Records shown:

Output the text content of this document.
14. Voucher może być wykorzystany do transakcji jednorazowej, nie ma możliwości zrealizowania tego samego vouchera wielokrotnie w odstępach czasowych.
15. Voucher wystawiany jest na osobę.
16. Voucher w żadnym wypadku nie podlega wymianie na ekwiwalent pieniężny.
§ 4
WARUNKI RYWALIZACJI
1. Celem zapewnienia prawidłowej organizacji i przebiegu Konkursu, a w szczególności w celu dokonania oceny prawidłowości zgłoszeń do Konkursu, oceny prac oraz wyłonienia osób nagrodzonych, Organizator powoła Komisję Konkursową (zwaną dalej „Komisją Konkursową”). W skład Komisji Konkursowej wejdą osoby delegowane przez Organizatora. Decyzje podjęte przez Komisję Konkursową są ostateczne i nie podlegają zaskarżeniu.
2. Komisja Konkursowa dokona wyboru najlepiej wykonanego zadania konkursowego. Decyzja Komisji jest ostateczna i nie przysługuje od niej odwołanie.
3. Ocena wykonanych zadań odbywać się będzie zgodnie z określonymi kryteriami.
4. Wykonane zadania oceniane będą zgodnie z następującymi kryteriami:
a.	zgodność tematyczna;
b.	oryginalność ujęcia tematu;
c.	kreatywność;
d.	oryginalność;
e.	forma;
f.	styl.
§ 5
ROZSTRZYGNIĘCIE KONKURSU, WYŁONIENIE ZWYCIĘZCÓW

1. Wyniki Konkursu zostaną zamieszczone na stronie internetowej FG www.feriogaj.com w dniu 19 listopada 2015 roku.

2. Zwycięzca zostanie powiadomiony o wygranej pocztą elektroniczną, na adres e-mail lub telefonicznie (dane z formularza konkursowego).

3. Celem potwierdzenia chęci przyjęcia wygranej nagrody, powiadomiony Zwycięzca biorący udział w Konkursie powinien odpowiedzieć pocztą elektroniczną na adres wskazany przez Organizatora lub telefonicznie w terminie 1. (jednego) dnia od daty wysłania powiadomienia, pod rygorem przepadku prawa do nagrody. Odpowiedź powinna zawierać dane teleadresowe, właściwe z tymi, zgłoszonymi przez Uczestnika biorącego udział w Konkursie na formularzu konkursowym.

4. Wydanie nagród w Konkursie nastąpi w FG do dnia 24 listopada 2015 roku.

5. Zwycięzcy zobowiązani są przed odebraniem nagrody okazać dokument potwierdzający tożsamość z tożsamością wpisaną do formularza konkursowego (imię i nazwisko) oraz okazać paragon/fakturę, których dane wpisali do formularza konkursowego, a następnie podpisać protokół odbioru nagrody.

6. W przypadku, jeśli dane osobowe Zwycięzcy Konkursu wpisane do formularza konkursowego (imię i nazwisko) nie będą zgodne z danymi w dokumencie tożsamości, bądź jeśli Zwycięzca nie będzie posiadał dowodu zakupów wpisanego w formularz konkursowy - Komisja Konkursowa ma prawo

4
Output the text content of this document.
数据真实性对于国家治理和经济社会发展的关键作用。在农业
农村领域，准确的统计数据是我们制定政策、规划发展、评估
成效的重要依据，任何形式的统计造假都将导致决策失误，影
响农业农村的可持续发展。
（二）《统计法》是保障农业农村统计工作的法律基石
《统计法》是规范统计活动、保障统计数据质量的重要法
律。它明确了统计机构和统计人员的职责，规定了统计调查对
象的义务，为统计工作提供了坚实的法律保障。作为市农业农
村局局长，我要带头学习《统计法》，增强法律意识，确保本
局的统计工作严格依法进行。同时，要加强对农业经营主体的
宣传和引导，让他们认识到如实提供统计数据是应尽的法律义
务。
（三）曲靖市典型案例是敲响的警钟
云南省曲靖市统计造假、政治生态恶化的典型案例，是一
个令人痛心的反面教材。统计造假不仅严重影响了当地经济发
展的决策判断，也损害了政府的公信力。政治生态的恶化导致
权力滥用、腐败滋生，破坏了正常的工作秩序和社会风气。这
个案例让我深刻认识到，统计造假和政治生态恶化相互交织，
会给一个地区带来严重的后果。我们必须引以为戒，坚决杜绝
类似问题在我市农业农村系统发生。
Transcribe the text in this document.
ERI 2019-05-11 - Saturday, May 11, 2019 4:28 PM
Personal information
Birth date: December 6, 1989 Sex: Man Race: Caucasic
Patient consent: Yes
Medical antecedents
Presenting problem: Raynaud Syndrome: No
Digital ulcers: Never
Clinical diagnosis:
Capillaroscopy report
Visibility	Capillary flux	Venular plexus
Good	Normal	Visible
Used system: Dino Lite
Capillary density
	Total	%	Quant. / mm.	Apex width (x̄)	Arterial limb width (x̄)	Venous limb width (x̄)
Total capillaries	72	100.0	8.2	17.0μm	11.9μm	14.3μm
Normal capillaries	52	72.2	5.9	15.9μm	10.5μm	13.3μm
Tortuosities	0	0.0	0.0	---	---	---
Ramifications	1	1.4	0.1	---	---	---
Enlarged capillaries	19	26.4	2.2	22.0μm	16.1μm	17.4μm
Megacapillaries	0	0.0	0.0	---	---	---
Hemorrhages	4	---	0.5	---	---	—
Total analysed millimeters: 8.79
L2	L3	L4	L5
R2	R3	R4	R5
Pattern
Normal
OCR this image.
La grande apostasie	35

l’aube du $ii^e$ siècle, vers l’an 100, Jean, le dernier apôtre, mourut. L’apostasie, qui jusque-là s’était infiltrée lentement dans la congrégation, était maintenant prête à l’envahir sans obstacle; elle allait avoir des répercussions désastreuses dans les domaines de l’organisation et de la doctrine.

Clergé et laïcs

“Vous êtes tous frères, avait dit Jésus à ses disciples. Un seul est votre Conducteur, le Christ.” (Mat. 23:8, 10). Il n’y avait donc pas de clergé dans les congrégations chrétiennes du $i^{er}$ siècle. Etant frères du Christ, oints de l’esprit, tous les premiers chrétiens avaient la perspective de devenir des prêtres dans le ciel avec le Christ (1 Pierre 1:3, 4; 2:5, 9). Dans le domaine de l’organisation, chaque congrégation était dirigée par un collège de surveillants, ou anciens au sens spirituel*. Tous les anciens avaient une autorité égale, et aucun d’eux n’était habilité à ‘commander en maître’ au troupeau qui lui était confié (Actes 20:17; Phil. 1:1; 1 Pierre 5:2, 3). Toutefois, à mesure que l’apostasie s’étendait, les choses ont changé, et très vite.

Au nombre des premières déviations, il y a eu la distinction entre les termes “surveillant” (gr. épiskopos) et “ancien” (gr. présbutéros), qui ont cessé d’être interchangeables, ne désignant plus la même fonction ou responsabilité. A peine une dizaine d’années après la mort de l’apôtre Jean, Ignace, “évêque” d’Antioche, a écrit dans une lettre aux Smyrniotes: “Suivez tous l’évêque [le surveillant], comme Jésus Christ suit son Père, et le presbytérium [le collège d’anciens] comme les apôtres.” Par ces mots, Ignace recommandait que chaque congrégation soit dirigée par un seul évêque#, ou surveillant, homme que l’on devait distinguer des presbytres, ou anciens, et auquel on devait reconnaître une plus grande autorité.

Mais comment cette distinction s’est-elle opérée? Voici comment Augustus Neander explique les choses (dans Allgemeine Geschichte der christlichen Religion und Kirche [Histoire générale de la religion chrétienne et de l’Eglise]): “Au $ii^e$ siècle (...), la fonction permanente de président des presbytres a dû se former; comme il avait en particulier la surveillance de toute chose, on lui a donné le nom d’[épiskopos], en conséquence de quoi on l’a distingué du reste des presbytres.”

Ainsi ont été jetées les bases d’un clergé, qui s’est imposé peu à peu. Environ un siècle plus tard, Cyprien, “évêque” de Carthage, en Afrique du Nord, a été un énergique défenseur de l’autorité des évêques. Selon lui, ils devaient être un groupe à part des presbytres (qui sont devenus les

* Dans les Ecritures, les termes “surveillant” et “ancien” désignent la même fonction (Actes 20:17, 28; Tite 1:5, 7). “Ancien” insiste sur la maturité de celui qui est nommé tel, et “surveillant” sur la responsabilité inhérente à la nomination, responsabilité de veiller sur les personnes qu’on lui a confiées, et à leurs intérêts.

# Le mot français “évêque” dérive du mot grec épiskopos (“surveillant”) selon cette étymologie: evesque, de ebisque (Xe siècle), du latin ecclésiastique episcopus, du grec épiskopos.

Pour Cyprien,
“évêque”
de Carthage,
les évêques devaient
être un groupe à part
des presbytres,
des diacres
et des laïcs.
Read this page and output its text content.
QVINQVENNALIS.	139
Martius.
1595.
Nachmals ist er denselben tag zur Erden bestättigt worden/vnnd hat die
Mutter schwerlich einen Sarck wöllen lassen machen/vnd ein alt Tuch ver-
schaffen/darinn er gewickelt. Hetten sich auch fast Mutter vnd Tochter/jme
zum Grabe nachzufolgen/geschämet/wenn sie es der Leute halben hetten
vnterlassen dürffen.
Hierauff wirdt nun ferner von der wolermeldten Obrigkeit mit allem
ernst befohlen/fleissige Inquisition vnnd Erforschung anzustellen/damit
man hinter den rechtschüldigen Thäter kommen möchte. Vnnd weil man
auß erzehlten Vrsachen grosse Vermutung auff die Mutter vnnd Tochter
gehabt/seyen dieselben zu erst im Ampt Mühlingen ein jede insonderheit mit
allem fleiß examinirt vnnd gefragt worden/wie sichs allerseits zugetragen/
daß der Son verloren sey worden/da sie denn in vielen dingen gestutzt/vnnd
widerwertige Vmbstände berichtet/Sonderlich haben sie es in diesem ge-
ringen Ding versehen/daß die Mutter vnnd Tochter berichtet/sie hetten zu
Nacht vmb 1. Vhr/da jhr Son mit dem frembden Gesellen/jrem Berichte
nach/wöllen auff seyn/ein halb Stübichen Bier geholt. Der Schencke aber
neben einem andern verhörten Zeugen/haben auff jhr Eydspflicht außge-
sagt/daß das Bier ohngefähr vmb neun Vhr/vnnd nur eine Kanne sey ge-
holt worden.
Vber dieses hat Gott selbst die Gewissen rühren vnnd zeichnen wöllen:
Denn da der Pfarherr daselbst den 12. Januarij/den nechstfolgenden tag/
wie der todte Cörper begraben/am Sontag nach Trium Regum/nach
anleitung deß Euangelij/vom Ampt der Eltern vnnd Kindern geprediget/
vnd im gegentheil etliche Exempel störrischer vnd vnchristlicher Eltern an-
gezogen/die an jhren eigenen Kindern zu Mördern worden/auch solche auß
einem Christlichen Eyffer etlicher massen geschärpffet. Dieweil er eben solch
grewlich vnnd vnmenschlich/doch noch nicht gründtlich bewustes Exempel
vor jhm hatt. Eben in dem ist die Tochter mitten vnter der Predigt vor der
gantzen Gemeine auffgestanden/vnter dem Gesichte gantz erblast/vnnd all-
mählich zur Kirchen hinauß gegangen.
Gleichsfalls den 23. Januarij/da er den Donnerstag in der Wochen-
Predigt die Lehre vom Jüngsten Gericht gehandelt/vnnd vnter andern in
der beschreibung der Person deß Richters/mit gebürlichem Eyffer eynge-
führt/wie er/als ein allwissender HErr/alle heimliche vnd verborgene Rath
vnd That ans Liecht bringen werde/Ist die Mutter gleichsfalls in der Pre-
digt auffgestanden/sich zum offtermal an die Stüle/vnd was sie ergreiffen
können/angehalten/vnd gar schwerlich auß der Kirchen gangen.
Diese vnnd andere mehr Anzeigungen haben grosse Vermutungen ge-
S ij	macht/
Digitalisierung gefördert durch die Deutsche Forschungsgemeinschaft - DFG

Directions:
Find and copy each line above that includes the string "Cyprien".

Result of this exercise:
Ainsi ont été jetées les bases d’un clergé, qui s’est imposé peu à peu. Environ un siècle plus tard, Cyprien, “évêque” de Carthage, en Afrique du Nord, a été un énergique défenseur de l’autorité des évêques. Selon lui, ils devaient être un groupe à part des presbytres (qui sont devenus les
Pour Cyprien,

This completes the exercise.